EXERCISE
All of the data below must be repeated exactly.

RECORDS SUPPLIED
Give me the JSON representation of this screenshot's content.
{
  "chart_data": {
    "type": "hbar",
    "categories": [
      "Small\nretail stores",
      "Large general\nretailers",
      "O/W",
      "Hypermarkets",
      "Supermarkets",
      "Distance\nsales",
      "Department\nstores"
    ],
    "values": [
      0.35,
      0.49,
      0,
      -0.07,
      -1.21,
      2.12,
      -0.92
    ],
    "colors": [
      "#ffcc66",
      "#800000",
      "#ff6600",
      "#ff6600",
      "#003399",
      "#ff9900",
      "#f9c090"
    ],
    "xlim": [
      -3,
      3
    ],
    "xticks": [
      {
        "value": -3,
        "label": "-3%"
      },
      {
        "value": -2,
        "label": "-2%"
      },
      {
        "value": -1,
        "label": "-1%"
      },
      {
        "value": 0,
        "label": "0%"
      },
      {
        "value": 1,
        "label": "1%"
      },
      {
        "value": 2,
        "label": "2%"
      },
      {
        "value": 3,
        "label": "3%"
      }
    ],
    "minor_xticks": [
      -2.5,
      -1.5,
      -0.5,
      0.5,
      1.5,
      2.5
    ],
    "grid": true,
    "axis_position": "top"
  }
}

EXPECTED ANSWER
Give me the JSON representation of this screenshot's content.
{
  "chart_data": {
    "type": "hbar",
    "categories": [
      "Small\nretail stores",
      "Large general\nretailers",
      "O/W",
      "Hypermarkets",
      "Supermarkets",
      "Distance\nsales",
      "Department\nstores"
    ],
    "values": [
      0.35,
      0.49,
      0,
      -0.07,
      -1.21,
      2.12,
      -0.92
    ],
    "colors": [
      "#ffcc66",
      "#800000",
      "#ff6600",
      "#ff6600",
      "#003399",
      "#ff9900",
      "#f9c090"
    ],
    "xlim": [
      -3,
      3
    ],
    "xticks": [
      {
        "value": -3,
        "label": "-3%"
      },
      {
        "value": -2,
        "label": "-2%"
      },
      {
        "value": -1,
        "label": "-1%"
      },
      {
        "value": 0,
        "label": "0%"
      },
      {
        "value": 1,
        "label": "1%"
      },
      {
        "value": 2,
        "label": "2%"
      },
      {
        "value": 3,
        "label": "3%"
      }
    ],
    "minor_xticks": [
      -2.5,
      -1.5,
      -0.5,
      0.5,
      1.5,
      2.5
    ],
    "grid": true,
    "axis_position": "top"
  }
}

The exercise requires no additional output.